■ Your instructions: The data below needs to be returned exactly, line for line.

■ Task data:
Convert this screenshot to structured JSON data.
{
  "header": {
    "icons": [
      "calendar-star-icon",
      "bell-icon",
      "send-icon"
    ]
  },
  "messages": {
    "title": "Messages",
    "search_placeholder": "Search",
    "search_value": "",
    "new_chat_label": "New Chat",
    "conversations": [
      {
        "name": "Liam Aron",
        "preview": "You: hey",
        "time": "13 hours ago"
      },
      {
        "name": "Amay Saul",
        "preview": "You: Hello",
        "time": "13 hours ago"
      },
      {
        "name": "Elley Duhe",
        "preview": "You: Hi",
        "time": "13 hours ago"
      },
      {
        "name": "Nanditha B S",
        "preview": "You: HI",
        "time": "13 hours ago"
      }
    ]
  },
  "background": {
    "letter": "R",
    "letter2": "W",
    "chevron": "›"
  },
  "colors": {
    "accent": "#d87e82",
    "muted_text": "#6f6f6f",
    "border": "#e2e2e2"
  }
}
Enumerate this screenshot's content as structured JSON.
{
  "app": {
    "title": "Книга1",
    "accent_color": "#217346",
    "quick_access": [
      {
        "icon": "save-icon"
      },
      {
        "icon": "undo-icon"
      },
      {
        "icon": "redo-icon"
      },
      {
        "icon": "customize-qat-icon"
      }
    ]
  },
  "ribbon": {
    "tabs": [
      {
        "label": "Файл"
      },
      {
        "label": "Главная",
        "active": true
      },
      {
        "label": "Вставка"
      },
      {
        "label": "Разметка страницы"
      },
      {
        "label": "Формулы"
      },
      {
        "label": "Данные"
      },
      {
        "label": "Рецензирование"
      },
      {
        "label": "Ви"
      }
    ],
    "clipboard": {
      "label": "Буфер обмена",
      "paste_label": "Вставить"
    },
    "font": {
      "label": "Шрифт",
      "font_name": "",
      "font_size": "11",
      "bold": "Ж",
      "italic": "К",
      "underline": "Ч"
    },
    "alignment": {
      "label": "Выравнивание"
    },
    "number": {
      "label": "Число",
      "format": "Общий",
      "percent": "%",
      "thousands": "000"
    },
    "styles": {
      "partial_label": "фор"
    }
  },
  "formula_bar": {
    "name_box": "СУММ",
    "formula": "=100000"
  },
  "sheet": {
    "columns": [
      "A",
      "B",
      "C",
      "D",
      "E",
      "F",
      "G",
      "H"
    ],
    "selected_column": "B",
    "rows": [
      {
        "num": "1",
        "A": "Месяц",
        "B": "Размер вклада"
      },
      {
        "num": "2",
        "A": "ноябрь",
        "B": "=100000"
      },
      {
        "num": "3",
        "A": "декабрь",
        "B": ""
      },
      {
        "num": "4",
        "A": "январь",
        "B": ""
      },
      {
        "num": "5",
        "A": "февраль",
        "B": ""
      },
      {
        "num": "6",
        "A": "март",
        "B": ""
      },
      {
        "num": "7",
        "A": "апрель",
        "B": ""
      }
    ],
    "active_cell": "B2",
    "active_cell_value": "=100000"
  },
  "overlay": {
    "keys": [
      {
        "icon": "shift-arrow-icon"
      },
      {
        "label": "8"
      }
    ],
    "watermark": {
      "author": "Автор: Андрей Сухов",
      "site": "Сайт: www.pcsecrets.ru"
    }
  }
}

■ Correct answer:
Convert this screenshot to structured JSON data.
{
  "header": {
    "icons": [
      "calendar-star-icon",
      "bell-icon",
      "send-icon"
    ]
  },
  "messages": {
    "title": "Messages",
    "search_placeholder": "Search",
    "search_value": "",
    "new_chat_label": "New Chat",
    "conversations": [
      {
        "name": "Liam Aron",
        "preview": "You: hey",
        "time": "13 hours ago"
      },
      {
        "name": "Amay Saul",
        "preview": "You: Hello",
        "time": "13 hours ago"
      },
      {
        "name": "Elley Duhe",
        "preview": "You: Hi",
        "time": "13 hours ago"
      },
      {
        "name": "Nanditha B S",
        "preview": "You: HI",
        "time": "13 hours ago"
      }
    ]
  },
  "background": {
    "letter": "R",
    "letter2": "W",
    "chevron": "›"
  },
  "colors": {
    "accent": "#d87e82",
    "muted_text": "#6f6f6f",
    "border": "#e2e2e2"
  }
}
Enumerate this screenshot's content as structured JSON.
{
  "app": {
    "title": "Книга1",
    "accent_color": "#217346",
    "quick_access": [
      {
        "icon": "save-icon"
      },
      {
        "icon": "undo-icon"
      },
      {
        "icon": "redo-icon"
      },
      {
        "icon": "customize-qat-icon"
      }
    ]
  },
  "ribbon": {
    "tabs": [
      {
        "label": "Файл"
      },
      {
        "label": "Главная",
        "active": true
      },
      {
        "label": "Вставка"
      },
      {
        "label": "Разметка страницы"
      },
      {
        "label": "Формулы"
      },
      {
        "label": "Данные"
      },
      {
        "label": "Рецензирование"
      },
      {
        "label": "Ви"
      }
    ],
    "clipboard": {
      "label": "Буфер обмена",
      "paste_label": "Вставить"
    },
    "font": {
      "label": "Шрифт",
      "font_name": "",
      "font_size": "11",
      "bold": "Ж",
      "italic": "К",
      "underline": "Ч"
    },
    "alignment": {
      "label": "Выравнивание"
    },
    "number": {
      "label": "Число",
      "format": "Общий",
      "percent": "%",
      "thousands": "000"
    },
    "styles": {
      "partial_label": "фор"
    }
  },
  "formula_bar": {
    "name_box": "СУММ",
    "formula": "=100000"
  },
  "sheet": {
    "columns": [
      "A",
      "B",
      "C",
      "D",
      "E",
      "F",
      "G",
      "H"
    ],
    "selected_column": "B",
    "rows": [
      {
        "num": "1",
        "A": "Месяц",
        "B": "Размер вклада"
      },
      {
        "num": "2",
        "A": "ноябрь",
        "B": "=100000"
      },
      {
        "num": "3",
        "A": "декабрь",
        "B": ""
      },
      {
        "num": "4",
        "A": "январь",
        "B": ""
      },
      {
        "num": "5",
        "A": "февраль",
        "B": ""
      },
      {
        "num": "6",
        "A": "март",
        "B": ""
      },
      {
        "num": "7",
        "A": "апрель",
        "B": ""
      }
    ],
    "active_cell": "B2",
    "active_cell_value": "=100000"
  },
  "overlay": {
    "keys": [
      {
        "icon": "shift-arrow-icon"
      },
      {
        "label": "8"
      }
    ],
    "watermark": {
      "author": "Автор: Андрей Сухов",
      "site": "Сайт: www.pcsecrets.ru"
    }
  }
}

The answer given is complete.